## DO THIS
Using the records provided below, locate and copy each line that contains the word "workers".

## THE INPUT
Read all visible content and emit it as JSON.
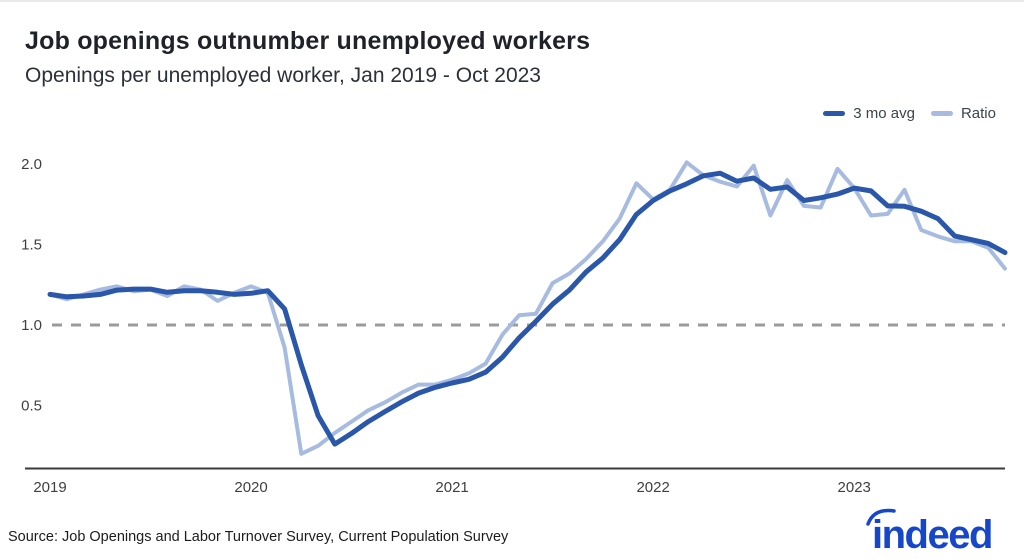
{
  "title": "Job openings outnumber unemployed workers",
  "subtitle": "Openings per unemployed worker, Jan 2019 - Oct 2023",
  "source": "Source: Job Openings and Labor Turnover Survey, Current Population Survey",
  "logo": {
    "text": "indeed",
    "color": "#1646c9"
  },
  "legend": [
    {
      "label": "3 mo avg",
      "color": "#2a57a9"
    },
    {
      "label": "Ratio",
      "color": "#a6bbdf"
    }
  ],
  "chart_data": {
    "type": "line",
    "title": "Job openings outnumber unemployed workers",
    "subtitle": "Openings per unemployed worker, Jan 2019 - Oct 2023",
    "x_start": "2019-01",
    "x_end": "2023-10",
    "x_tick_labels": [
      "2019",
      "2020",
      "2021",
      "2022",
      "2023"
    ],
    "x_tick_month_index": [
      0,
      12,
      24,
      36,
      48
    ],
    "y_ticks": [
      0.5,
      1.0,
      1.5,
      2.0
    ],
    "y_tick_labels": [
      "0.5",
      "1.0",
      "1.5",
      "2.0"
    ],
    "ylim": [
      0.1,
      2.1
    ],
    "reference_line": 1.0,
    "grid": "off",
    "legend_position": "top-right",
    "colors": {
      "reference_dash": "#9b9b9b",
      "axis": "#3a3a3a",
      "tick_text": "#3f3f3f"
    },
    "series": [
      {
        "name": "3 mo avg",
        "color": "#2a57a9",
        "width": 5,
        "values": [
          1.19,
          1.175,
          1.18,
          1.19,
          1.217,
          1.223,
          1.223,
          1.203,
          1.213,
          1.213,
          1.203,
          1.19,
          1.197,
          1.213,
          1.1,
          0.753,
          0.437,
          0.26,
          0.327,
          0.4,
          0.463,
          0.523,
          0.577,
          0.613,
          0.64,
          0.663,
          0.707,
          0.8,
          0.92,
          1.023,
          1.13,
          1.217,
          1.33,
          1.417,
          1.53,
          1.687,
          1.773,
          1.833,
          1.877,
          1.927,
          1.943,
          1.893,
          1.913,
          1.843,
          1.857,
          1.773,
          1.79,
          1.813,
          1.85,
          1.833,
          1.74,
          1.737,
          1.707,
          1.66,
          1.553,
          1.53,
          1.507,
          1.45
        ]
      },
      {
        "name": "Ratio",
        "color": "#a6bbdf",
        "width": 4,
        "values": [
          1.19,
          1.16,
          1.19,
          1.22,
          1.24,
          1.21,
          1.22,
          1.18,
          1.24,
          1.22,
          1.15,
          1.2,
          1.24,
          1.2,
          0.86,
          0.2,
          0.25,
          0.33,
          0.4,
          0.47,
          0.52,
          0.58,
          0.63,
          0.63,
          0.66,
          0.7,
          0.76,
          0.94,
          1.06,
          1.07,
          1.26,
          1.32,
          1.41,
          1.52,
          1.66,
          1.88,
          1.78,
          1.84,
          2.01,
          1.93,
          1.89,
          1.86,
          1.99,
          1.68,
          1.9,
          1.74,
          1.73,
          1.97,
          1.85,
          1.68,
          1.69,
          1.84,
          1.59,
          1.55,
          1.52,
          1.52,
          1.48,
          1.35
        ]
      }
    ]
  }
}
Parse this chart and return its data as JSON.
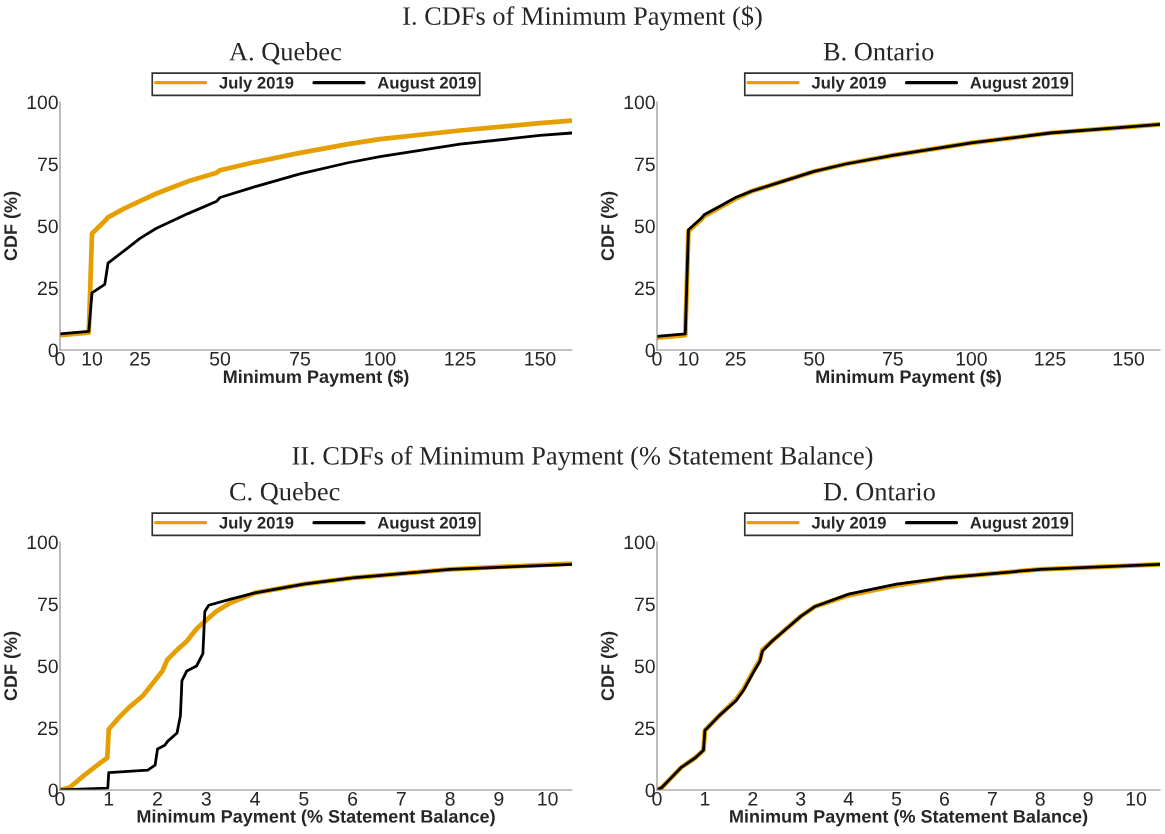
{
  "chart_data": [
    {
      "type": "line",
      "title": "A. Quebec",
      "annotations": [
        "I. CDFs of Minimum Payment ($)"
      ],
      "xlabel": "Minimum Payment ($)",
      "ylabel": "CDF (%)",
      "xlim": [
        0,
        160
      ],
      "xticks": [
        0,
        10,
        25,
        50,
        75,
        100,
        125,
        150
      ],
      "ylim": [
        0,
        100
      ],
      "yticks": [
        0,
        25,
        50,
        75,
        100
      ],
      "legend": "top",
      "grid": false,
      "line_style": "solid",
      "series": [
        {
          "name": "July 2019",
          "color": "#e69f00",
          "x": [
            0,
            9,
            10,
            14,
            15,
            20,
            25,
            30,
            35,
            40,
            45,
            49,
            50,
            60,
            75,
            90,
            100,
            125,
            150,
            160
          ],
          "values": [
            6,
            7,
            47,
            52,
            53.5,
            57,
            60,
            63,
            65.5,
            68,
            70,
            71.5,
            72.5,
            75.5,
            79.5,
            83,
            85,
            88.5,
            91.5,
            92.5
          ]
        },
        {
          "name": "August 2019",
          "color": "#000000",
          "x": [
            0,
            9,
            10,
            14,
            15,
            20,
            25,
            30,
            40,
            49,
            50,
            60,
            75,
            90,
            100,
            125,
            150,
            160
          ],
          "values": [
            6.5,
            7.5,
            23,
            26.5,
            35,
            40,
            45,
            49,
            55,
            60,
            61.5,
            65.5,
            71,
            75.5,
            78,
            83,
            86.5,
            87.5
          ]
        }
      ]
    },
    {
      "type": "line",
      "title": "B. Ontario",
      "xlabel": "Minimum Payment ($)",
      "ylabel": "CDF (%)",
      "xlim": [
        0,
        160
      ],
      "xticks": [
        0,
        10,
        25,
        50,
        75,
        100,
        125,
        150
      ],
      "ylim": [
        0,
        100
      ],
      "yticks": [
        0,
        25,
        50,
        75,
        100
      ],
      "legend": "top",
      "grid": false,
      "line_style": "solid",
      "series": [
        {
          "name": "July 2019",
          "color": "#e69f00",
          "x": [
            0,
            9,
            10,
            14,
            15,
            20,
            25,
            30,
            40,
            50,
            60,
            75,
            100,
            125,
            150,
            160
          ],
          "values": [
            5,
            6,
            48,
            52.5,
            54,
            57.5,
            61,
            64,
            68,
            72,
            75,
            78.5,
            83.5,
            87.5,
            90,
            91
          ]
        },
        {
          "name": "August 2019",
          "color": "#000000",
          "x": [
            0,
            9,
            10,
            14,
            15,
            20,
            25,
            30,
            40,
            50,
            60,
            75,
            100,
            125,
            150,
            160
          ],
          "values": [
            5.5,
            6.5,
            48.5,
            53,
            54.5,
            58,
            61.5,
            64,
            68,
            72,
            75,
            78.5,
            83.5,
            87.5,
            90,
            91
          ]
        }
      ]
    },
    {
      "type": "line",
      "title": "C. Quebec",
      "annotations": [
        "II. CDFs of Minimum Payment (% Statement Balance)"
      ],
      "xlabel": "Minimum Payment (% Statement Balance)",
      "ylabel": "CDF (%)",
      "xlim": [
        0,
        10.5
      ],
      "xticks": [
        0,
        1,
        2,
        3,
        4,
        5,
        6,
        7,
        8,
        9,
        10
      ],
      "ylim": [
        0,
        100
      ],
      "yticks": [
        0,
        25,
        50,
        75,
        100
      ],
      "legend": "top",
      "grid": false,
      "line_style": "solid",
      "series": [
        {
          "name": "July 2019",
          "color": "#e69f00",
          "x": [
            0,
            0.2,
            0.5,
            0.8,
            0.97,
            1,
            1.2,
            1.4,
            1.7,
            1.9,
            2.1,
            2.2,
            2.4,
            2.6,
            2.8,
            3,
            3.2,
            3.5,
            4,
            5,
            6,
            8,
            10.5
          ],
          "values": [
            0,
            1,
            6,
            10.5,
            13,
            24.5,
            29,
            33,
            38,
            43,
            48,
            52.5,
            56.5,
            60,
            65,
            68.5,
            72,
            75.5,
            79.5,
            83,
            85.5,
            89,
            91.3
          ]
        },
        {
          "name": "August 2019",
          "color": "#000000",
          "x": [
            0,
            0.98,
            1,
            1.8,
            1.95,
            2,
            2.15,
            2.2,
            2.4,
            2.47,
            2.5,
            2.6,
            2.8,
            2.93,
            2.97,
            3.05,
            3.5,
            4,
            5,
            6,
            8,
            10.5
          ],
          "values": [
            0,
            0.8,
            7,
            8,
            10,
            16.5,
            18,
            19.5,
            23,
            30,
            44,
            48,
            50,
            55,
            72,
            74.5,
            77,
            79.5,
            83,
            85.5,
            89,
            91
          ]
        }
      ]
    },
    {
      "type": "line",
      "title": "D. Ontario",
      "xlabel": "Minimum Payment (% Statement Balance)",
      "ylabel": "CDF (%)",
      "xlim": [
        0,
        10.5
      ],
      "xticks": [
        0,
        1,
        2,
        3,
        4,
        5,
        6,
        7,
        8,
        9,
        10
      ],
      "ylim": [
        0,
        100
      ],
      "yticks": [
        0,
        25,
        50,
        75,
        100
      ],
      "legend": "top",
      "grid": false,
      "line_style": "solid",
      "series": [
        {
          "name": "July 2019",
          "color": "#e69f00",
          "x": [
            0,
            0.1,
            0.3,
            0.5,
            0.8,
            0.97,
            1,
            1.3,
            1.65,
            1.8,
            2,
            2.15,
            2.2,
            2.4,
            2.7,
            3,
            3.3,
            4,
            5,
            6,
            8,
            10.5
          ],
          "values": [
            0,
            1,
            5,
            9,
            13,
            16,
            24,
            30,
            36.5,
            40.5,
            47.5,
            52.5,
            56.5,
            60,
            65,
            70,
            74,
            78.5,
            82.5,
            85.5,
            89,
            91
          ]
        },
        {
          "name": "August 2019",
          "color": "#000000",
          "x": [
            0,
            0.1,
            0.3,
            0.5,
            0.8,
            0.97,
            1,
            1.3,
            1.65,
            1.8,
            2,
            2.15,
            2.2,
            2.4,
            2.7,
            3,
            3.3,
            4,
            5,
            6,
            8,
            10.5
          ],
          "values": [
            0,
            1,
            5,
            9,
            13,
            16,
            24,
            30,
            36,
            40,
            47,
            52,
            56,
            60,
            65,
            70,
            74,
            79,
            83,
            85.5,
            89,
            91
          ]
        }
      ]
    }
  ]
}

## EXERCISE OUTPUT
  "title": "Job openings outnumber unemployed workers",
    "title": "Job openings outnumber unemployed workers",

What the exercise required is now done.